» WHAT IS ASKED
Take each line containing the word "limited" and copy it.

┌─ DATA SUPPLIED

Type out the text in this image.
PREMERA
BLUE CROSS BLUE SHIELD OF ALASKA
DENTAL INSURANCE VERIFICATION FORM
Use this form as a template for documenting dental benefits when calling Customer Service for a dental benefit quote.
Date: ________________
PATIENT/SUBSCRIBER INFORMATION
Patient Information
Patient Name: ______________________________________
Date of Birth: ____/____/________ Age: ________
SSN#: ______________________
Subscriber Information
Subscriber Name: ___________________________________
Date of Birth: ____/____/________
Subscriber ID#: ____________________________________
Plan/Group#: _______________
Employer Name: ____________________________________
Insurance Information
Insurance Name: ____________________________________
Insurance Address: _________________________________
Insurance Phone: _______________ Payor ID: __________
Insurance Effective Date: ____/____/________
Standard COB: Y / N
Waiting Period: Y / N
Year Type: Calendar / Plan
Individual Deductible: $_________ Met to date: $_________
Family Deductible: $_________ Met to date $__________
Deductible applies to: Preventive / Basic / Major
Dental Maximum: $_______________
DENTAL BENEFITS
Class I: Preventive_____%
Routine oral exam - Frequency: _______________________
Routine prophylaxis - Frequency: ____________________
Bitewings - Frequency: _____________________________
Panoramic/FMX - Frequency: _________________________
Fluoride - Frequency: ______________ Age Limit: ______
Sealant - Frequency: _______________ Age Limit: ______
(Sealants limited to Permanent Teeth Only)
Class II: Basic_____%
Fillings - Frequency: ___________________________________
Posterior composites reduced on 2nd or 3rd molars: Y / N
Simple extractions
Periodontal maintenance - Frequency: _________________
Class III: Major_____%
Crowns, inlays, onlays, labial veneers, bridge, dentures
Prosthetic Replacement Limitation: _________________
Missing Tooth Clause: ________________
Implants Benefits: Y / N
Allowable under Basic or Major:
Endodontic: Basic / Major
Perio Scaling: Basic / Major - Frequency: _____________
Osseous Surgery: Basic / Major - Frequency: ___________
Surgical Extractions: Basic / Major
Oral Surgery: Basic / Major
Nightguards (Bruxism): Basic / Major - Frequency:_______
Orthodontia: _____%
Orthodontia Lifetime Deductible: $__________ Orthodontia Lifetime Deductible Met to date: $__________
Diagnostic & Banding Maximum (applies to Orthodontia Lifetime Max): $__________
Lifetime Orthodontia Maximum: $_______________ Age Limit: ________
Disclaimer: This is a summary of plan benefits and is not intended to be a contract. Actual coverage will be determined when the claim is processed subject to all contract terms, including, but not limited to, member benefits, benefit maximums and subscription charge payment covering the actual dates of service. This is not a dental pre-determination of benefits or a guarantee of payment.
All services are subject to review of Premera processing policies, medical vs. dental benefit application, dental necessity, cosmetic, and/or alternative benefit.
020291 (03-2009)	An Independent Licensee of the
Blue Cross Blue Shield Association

└─
┌─ DATA SUPPLIED

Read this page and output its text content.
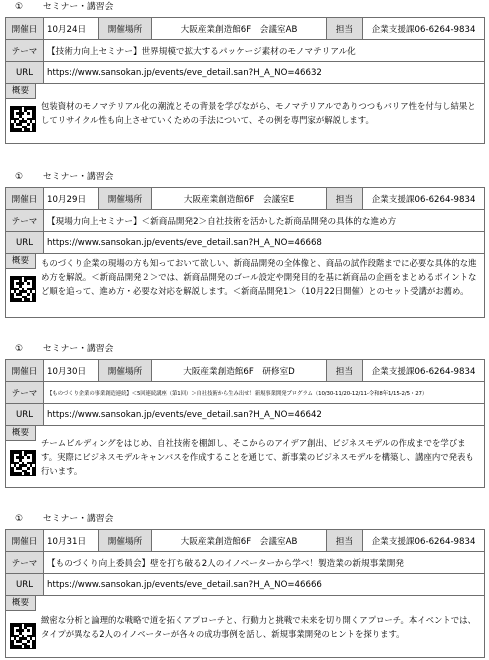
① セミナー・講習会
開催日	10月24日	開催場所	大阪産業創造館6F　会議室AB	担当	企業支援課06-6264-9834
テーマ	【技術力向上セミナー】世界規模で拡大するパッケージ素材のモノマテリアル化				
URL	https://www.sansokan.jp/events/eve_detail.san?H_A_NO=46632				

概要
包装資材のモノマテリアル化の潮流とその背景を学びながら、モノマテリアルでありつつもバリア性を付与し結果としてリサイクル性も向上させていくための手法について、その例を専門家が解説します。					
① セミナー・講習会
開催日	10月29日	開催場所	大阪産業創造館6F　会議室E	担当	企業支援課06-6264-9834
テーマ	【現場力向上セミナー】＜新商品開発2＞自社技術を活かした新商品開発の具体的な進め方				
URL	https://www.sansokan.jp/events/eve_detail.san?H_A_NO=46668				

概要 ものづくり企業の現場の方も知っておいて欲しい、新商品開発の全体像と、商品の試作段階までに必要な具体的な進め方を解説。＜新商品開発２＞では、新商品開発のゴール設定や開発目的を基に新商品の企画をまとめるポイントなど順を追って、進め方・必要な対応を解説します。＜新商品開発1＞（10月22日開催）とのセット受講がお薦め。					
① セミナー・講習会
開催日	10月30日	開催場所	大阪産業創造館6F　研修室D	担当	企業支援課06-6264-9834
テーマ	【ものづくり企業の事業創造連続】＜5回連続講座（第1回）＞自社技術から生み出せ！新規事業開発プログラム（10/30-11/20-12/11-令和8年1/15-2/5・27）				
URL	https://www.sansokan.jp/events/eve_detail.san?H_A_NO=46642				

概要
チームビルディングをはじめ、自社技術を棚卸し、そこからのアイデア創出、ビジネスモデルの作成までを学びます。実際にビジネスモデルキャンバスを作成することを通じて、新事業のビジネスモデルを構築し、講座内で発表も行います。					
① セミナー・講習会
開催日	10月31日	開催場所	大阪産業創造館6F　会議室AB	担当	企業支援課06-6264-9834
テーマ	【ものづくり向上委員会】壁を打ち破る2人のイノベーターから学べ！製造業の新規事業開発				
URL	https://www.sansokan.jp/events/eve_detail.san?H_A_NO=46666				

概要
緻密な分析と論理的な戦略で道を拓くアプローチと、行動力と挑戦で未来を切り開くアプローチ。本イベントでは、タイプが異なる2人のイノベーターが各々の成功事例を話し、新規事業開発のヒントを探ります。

└─

» WORKED ANSWER
(Sealants limited to Permanent Teeth Only)
Disclaimer: This is a summary of plan benefits and is not intended to be a contract. Actual coverage will be determined when the claim is processed subject to all contract terms, including, but not limited to, member benefits, benefit maximums and subscription charge payment covering the actual dates of service. This is not a dental pre-determination of benefits or a guarantee of payment.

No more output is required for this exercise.